** Start of DATA FOR THE TASK **

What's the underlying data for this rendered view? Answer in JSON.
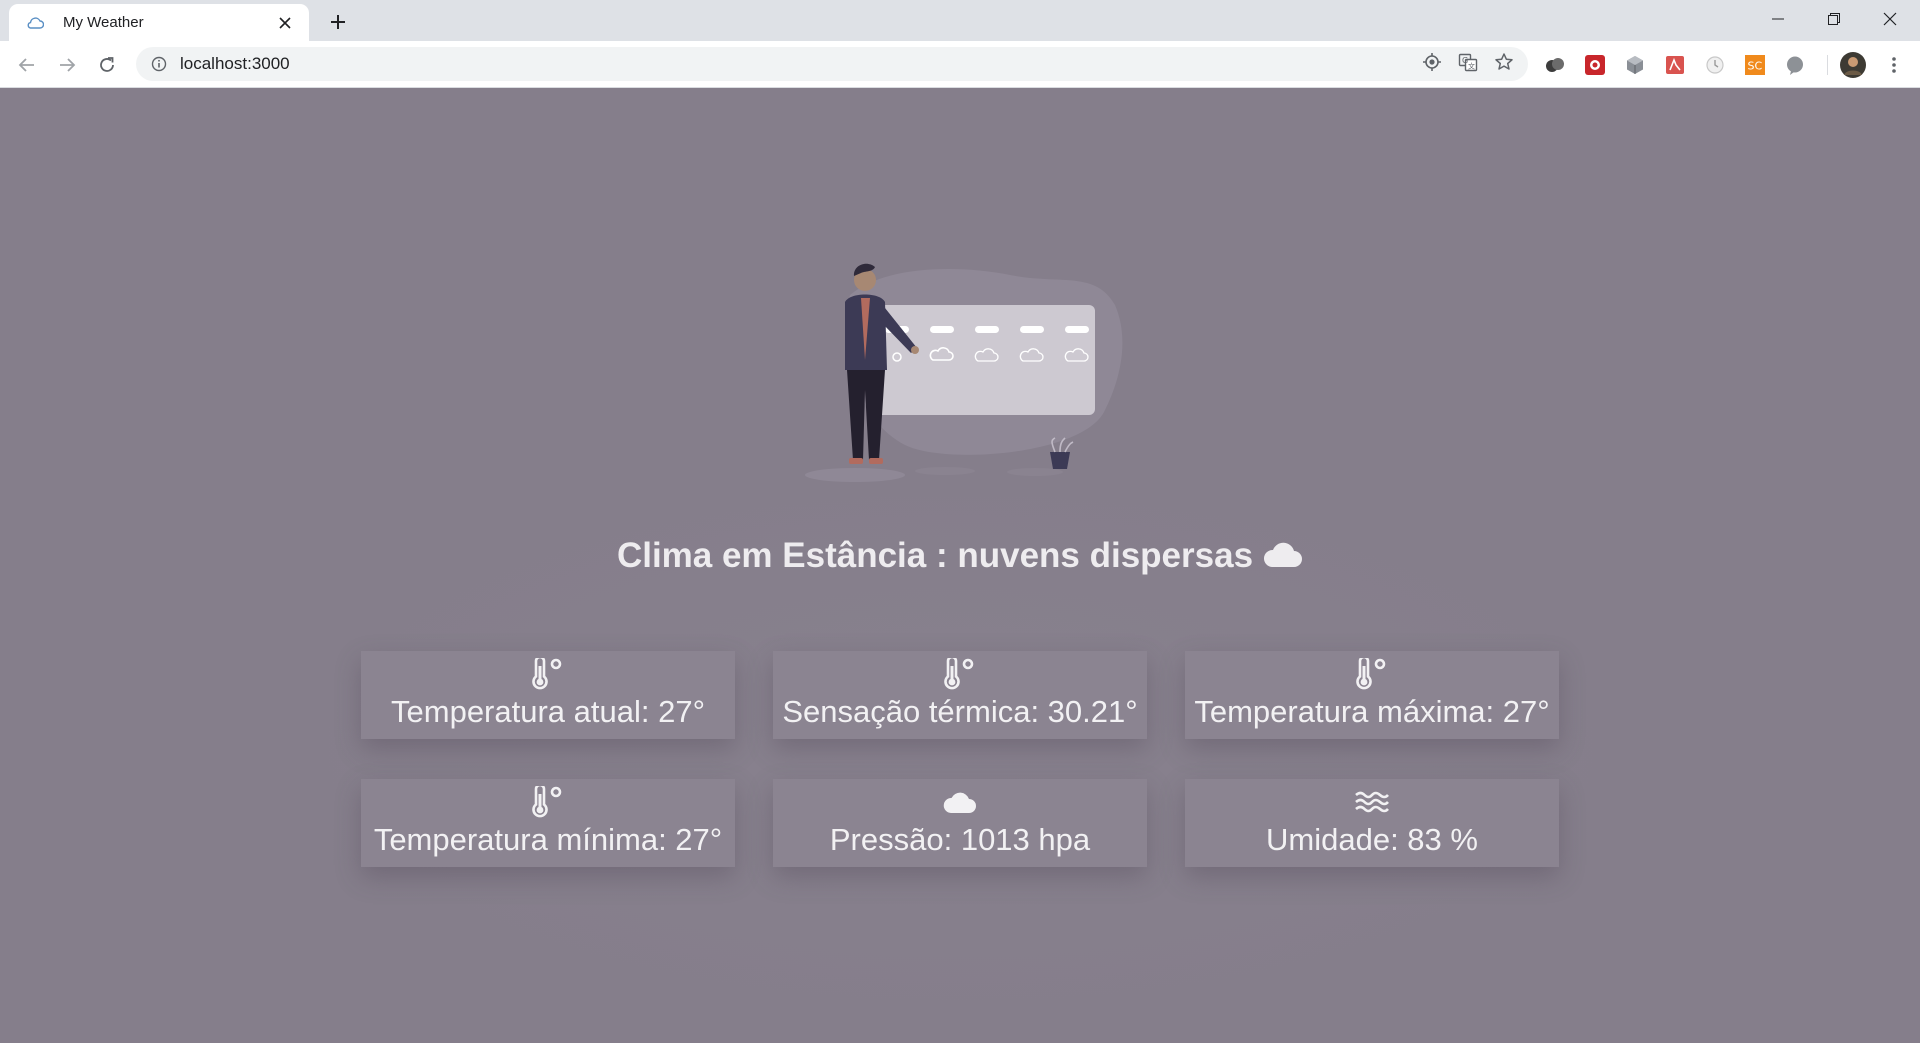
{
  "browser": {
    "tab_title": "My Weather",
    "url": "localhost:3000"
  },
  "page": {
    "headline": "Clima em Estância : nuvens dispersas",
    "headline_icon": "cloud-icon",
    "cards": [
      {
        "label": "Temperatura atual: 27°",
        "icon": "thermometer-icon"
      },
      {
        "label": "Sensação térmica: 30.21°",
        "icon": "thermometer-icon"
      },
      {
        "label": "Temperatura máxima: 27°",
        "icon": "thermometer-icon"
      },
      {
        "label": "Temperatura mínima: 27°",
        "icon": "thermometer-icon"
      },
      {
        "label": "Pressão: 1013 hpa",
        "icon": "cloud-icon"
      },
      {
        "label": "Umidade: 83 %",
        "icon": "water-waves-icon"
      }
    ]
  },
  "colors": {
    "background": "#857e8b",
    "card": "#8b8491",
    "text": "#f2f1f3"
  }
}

** End of DATA FOR THE TASK **

[SHORT PROBLEM]
Transcribe all the data word for word; the images stay out.

[EXERCISE SOLUTION]
What's the underlying data for this rendered view? Answer in JSON.
{
  "browser": {
    "tab_title": "My Weather",
    "url": "localhost:3000"
  },
  "page": {
    "headline": "Clima em Estância : nuvens dispersas",
    "headline_icon": "cloud-icon",
    "cards": [
      {
        "label": "Temperatura atual: 27°",
        "icon": "thermometer-icon"
      },
      {
        "label": "Sensação térmica: 30.21°",
        "icon": "thermometer-icon"
      },
      {
        "label": "Temperatura máxima: 27°",
        "icon": "thermometer-icon"
      },
      {
        "label": "Temperatura mínima: 27°",
        "icon": "thermometer-icon"
      },
      {
        "label": "Pressão: 1013 hpa",
        "icon": "cloud-icon"
      },
      {
        "label": "Umidade: 83 %",
        "icon": "water-waves-icon"
      }
    ]
  },
  "colors": {
    "background": "#857e8b",
    "card": "#8b8491",
    "text": "#f2f1f3"
  }
}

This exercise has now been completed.